(Short task) Copy out each line of the data holding "hair".

(Items)
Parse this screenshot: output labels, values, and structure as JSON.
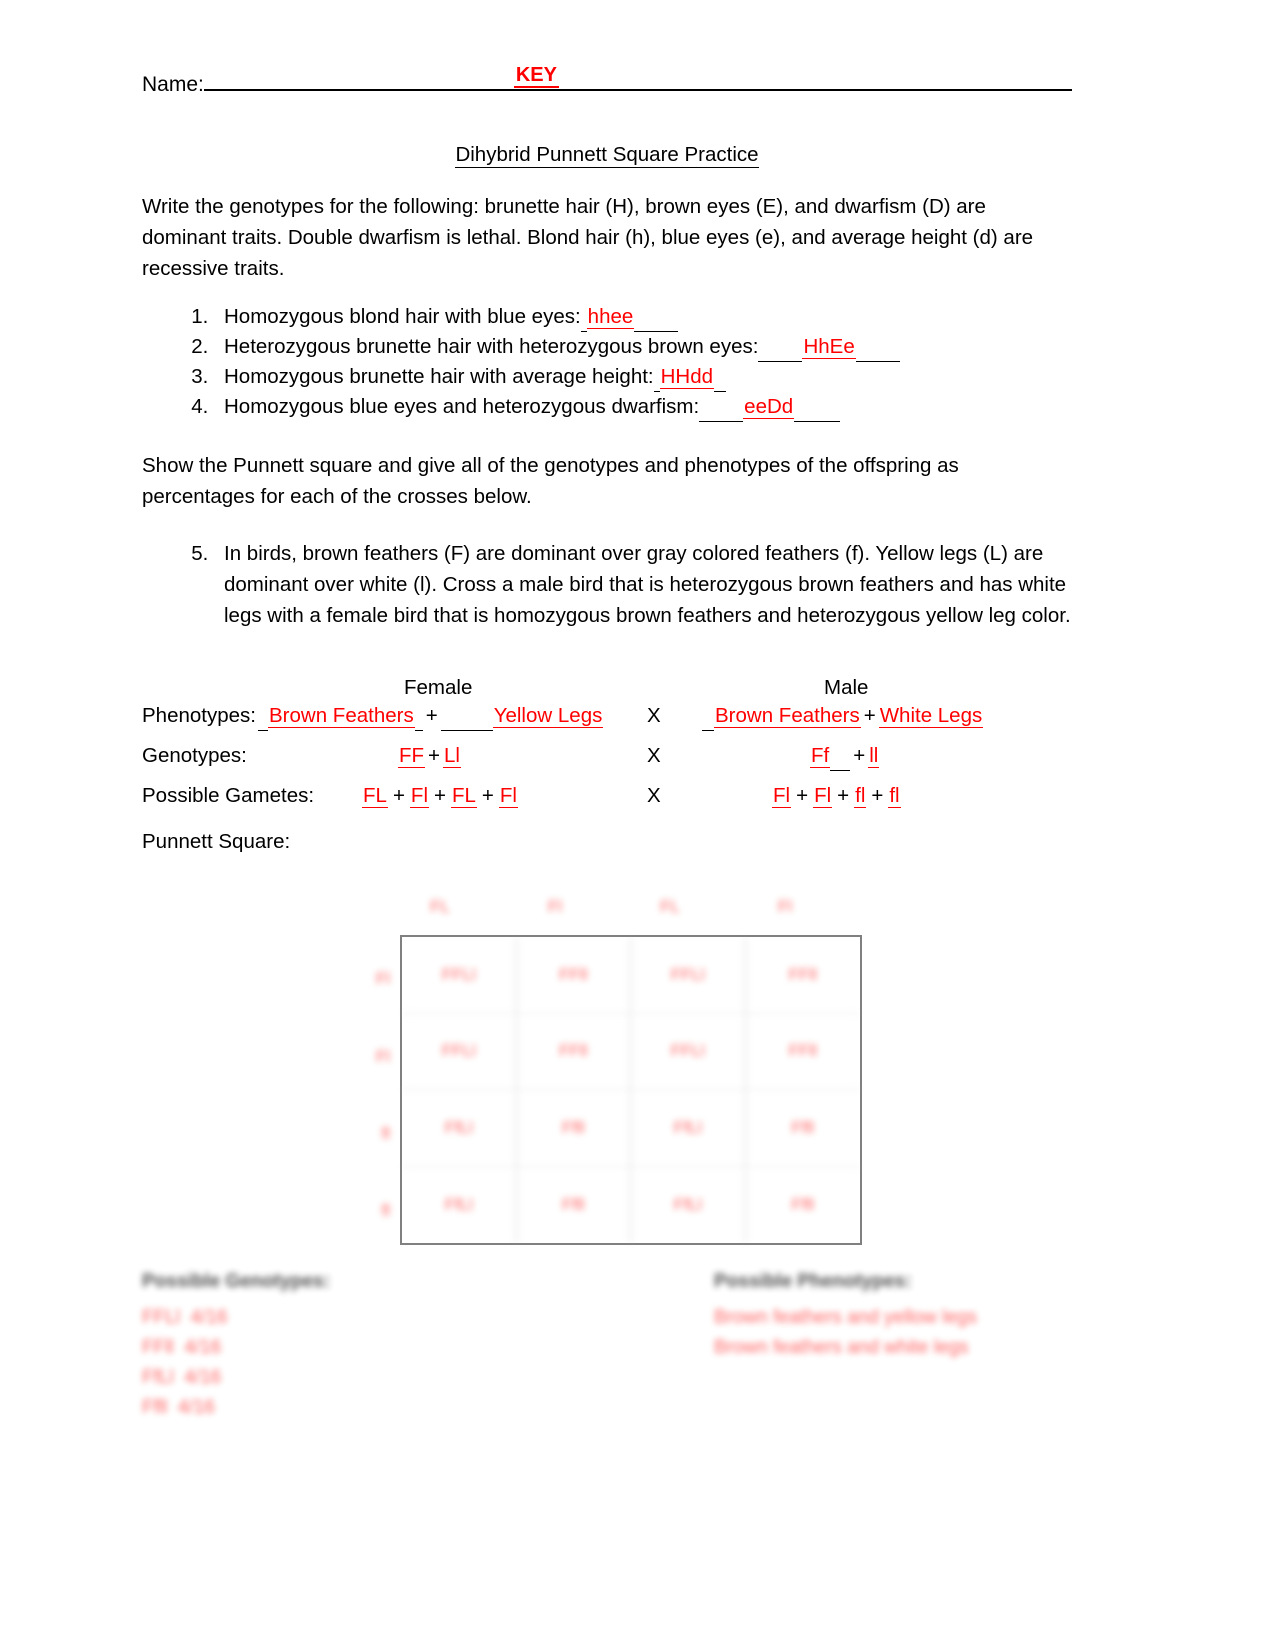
{
  "header": {
    "name_label": "Name:",
    "key_text": "KEY",
    "title": "Dihybrid Punnett Square Practice"
  },
  "intro": {
    "paragraph": "Write the genotypes for the following:  brunette hair (H), brown eyes (E), and dwarfism (D) are dominant traits. Double dwarfism is lethal.  Blond hair (h), blue eyes (e), and average height (d) are recessive traits.",
    "instruction": "Show the Punnett square and give all of the genotypes and phenotypes of the offspring as percentages for each of the crosses below."
  },
  "questions": [
    {
      "number": "1.",
      "text": "Homozygous blond hair with blue eyes:",
      "answer": "hhee"
    },
    {
      "number": "2.",
      "text": "Heterozygous brunette hair with heterozygous brown eyes:",
      "answer": "HhEe"
    },
    {
      "number": "3.",
      "text": "Homozygous brunette hair with average height:",
      "answer": "HHdd"
    },
    {
      "number": "4.",
      "text": "Homozygous blue eyes and heterozygous dwarfism:",
      "answer": "eeDd"
    }
  ],
  "question5": {
    "number": "5.",
    "text": "In birds, brown feathers (F) are dominant over gray colored feathers (f).  Yellow legs (L) are dominant over white (l).  Cross a male bird that is heterozygous brown feathers and has white legs with a female bird that is homozygous brown feathers and heterozygous yellow leg color."
  },
  "cross": {
    "female_header": "Female",
    "male_header": "Male",
    "x_symbol": "X",
    "plus": "+",
    "phenotypes": {
      "label": "Phenotypes:",
      "female_trait1": "Brown Feathers",
      "female_trait2": "Yellow Legs",
      "male_trait1": "Brown Feathers",
      "male_trait2": "White Legs"
    },
    "genotypes": {
      "label": "Genotypes:",
      "female_gene1": "FF",
      "female_gene2": "Ll",
      "male_gene1": "Ff",
      "male_gene2": "ll"
    },
    "gametes": {
      "label": "Possible Gametes:",
      "female": [
        "FL",
        "Fl",
        "FL",
        "Fl"
      ],
      "male": [
        "Fl",
        "Fl",
        "fl",
        "fl"
      ]
    },
    "punnett_label": "Punnett Square:"
  },
  "punnett": {
    "col_headers": [
      "FL",
      "Fl",
      "FL",
      "Fl"
    ],
    "row_headers": [
      "Fl",
      "Fl",
      "fl",
      "fl"
    ],
    "cells": [
      [
        "FFLl",
        "FFll",
        "FFLl",
        "FFll"
      ],
      [
        "FFLl",
        "FFll",
        "FFLl",
        "FFll"
      ],
      [
        "FfLl",
        "Ffll",
        "FfLl",
        "Ffll"
      ],
      [
        "FfLl",
        "Ffll",
        "FfLl",
        "Ffll"
      ]
    ]
  },
  "results": {
    "genotypes_heading": "Possible Genotypes:",
    "genotype_items": [
      "FFLl  4/16",
      "FFll  4/16",
      "FfLl  4/16",
      "Ffll  4/16"
    ],
    "phenotypes_heading": "Possible Phenotypes:",
    "phenotype_items": [
      "Brown feathers and yellow legs",
      "Brown feathers and white legs"
    ]
  },
  "colors": {
    "answer_red": "#ff0000",
    "text_black": "#000000",
    "grid_border": "#808080"
  }
}
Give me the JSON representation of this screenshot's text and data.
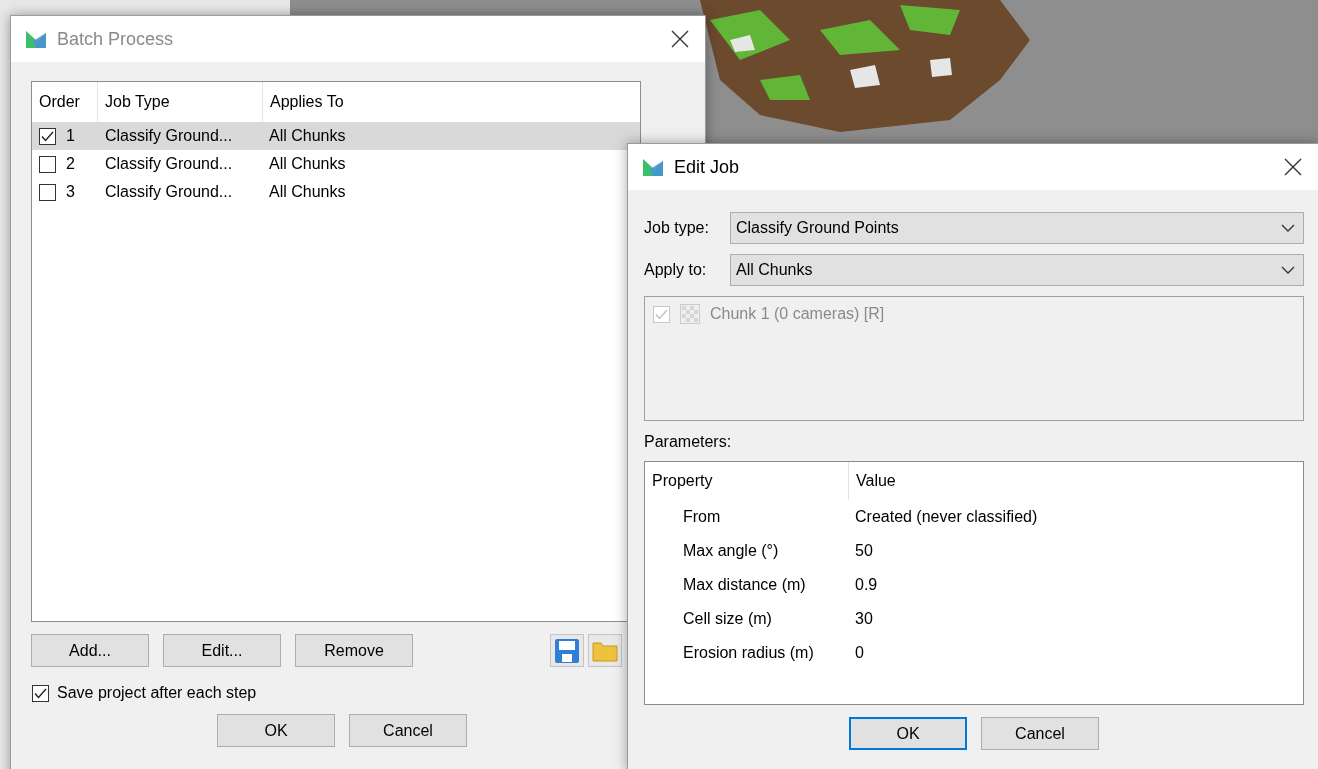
{
  "batch_process": {
    "title": "Batch Process",
    "columns": [
      "Order",
      "Job Type",
      "Applies To"
    ],
    "rows": [
      {
        "checked": true,
        "selected": true,
        "order": "1",
        "job_type": "Classify Ground...",
        "applies_to": "All Chunks"
      },
      {
        "checked": false,
        "selected": false,
        "order": "2",
        "job_type": "Classify Ground...",
        "applies_to": "All Chunks"
      },
      {
        "checked": false,
        "selected": false,
        "order": "3",
        "job_type": "Classify Ground...",
        "applies_to": "All Chunks"
      }
    ],
    "buttons": [
      "Add...",
      "Edit...",
      "Remove"
    ],
    "save_after_each_step": {
      "label": "Save project after each step",
      "checked": true
    },
    "dialog_buttons": [
      {
        "label": "OK",
        "focused": false
      },
      {
        "label": "Cancel",
        "focused": false
      }
    ]
  },
  "edit_job": {
    "title": "Edit Job",
    "job_type": {
      "label": "Job type:",
      "value": "Classify Ground Points"
    },
    "apply_to": {
      "label": "Apply to:",
      "value": "All Chunks"
    },
    "chunks": [
      {
        "label": "Chunk 1 (0 cameras) [R]",
        "checked": true,
        "disabled": true
      }
    ],
    "parameters_label": "Parameters:",
    "parameters": {
      "columns": [
        "Property",
        "Value"
      ],
      "rows": [
        {
          "property": "From",
          "value": "Created (never classified)"
        },
        {
          "property": "Max angle (°)",
          "value": "50"
        },
        {
          "property": "Max distance (m)",
          "value": "0.9"
        },
        {
          "property": "Cell size (m)",
          "value": "30"
        },
        {
          "property": "Erosion radius (m)",
          "value": "0"
        }
      ]
    },
    "dialog_buttons": [
      {
        "label": "OK",
        "focused": true
      },
      {
        "label": "Cancel",
        "focused": false
      }
    ]
  }
}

(Completed exercise)
    "paragraph": "Write the genotypes for the following:  brunette hair (H), brown eyes (E), and dwarfism (D) are dominant traits. Double dwarfism is lethal.  Blond hair (h), blue eyes (e), and average height (d) are recessive traits.",
      "text": "Homozygous blond hair with blue eyes:",
      "text": "Heterozygous brunette hair with heterozygous brown eyes:",
      "text": "Homozygous brunette hair with average height:",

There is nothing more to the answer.